— BEGIN Available data —

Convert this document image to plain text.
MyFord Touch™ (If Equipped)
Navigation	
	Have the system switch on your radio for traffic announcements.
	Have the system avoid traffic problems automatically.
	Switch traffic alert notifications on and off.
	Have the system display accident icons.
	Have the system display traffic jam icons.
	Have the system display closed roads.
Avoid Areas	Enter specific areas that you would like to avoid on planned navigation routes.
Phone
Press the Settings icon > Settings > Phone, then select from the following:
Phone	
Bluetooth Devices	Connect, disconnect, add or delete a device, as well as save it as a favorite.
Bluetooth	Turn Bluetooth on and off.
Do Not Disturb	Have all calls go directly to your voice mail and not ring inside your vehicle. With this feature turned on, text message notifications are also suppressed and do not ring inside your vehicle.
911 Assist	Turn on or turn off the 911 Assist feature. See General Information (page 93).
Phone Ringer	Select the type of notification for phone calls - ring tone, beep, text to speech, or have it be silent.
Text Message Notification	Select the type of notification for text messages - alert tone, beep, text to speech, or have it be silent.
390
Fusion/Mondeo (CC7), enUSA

— END Available data —

Task brief => Restate the whole listing exactly.

Exercise result =>
Convert this document image to plain text.
MyFord Touch™ (If Equipped)
Navigation	
	Have the system switch on your radio for traffic announcements.
	Have the system avoid traffic problems automatically.
	Switch traffic alert notifications on and off.
	Have the system display accident icons.
	Have the system display traffic jam icons.
	Have the system display closed roads.
Avoid Areas	Enter specific areas that you would like to avoid on planned navigation routes.
Phone
Press the Settings icon > Settings > Phone, then select from the following:
Phone	
Bluetooth Devices	Connect, disconnect, add or delete a device, as well as save it as a favorite.
Bluetooth	Turn Bluetooth on and off.
Do Not Disturb	Have all calls go directly to your voice mail and not ring inside your vehicle. With this feature turned on, text message notifications are also suppressed and do not ring inside your vehicle.
911 Assist	Turn on or turn off the 911 Assist feature. See General Information (page 93).
Phone Ringer	Select the type of notification for phone calls - ring tone, beep, text to speech, or have it be silent.
Text Message Notification	Select the type of notification for text messages - alert tone, beep, text to speech, or have it be silent.
390
Fusion/Mondeo (CC7), enUSA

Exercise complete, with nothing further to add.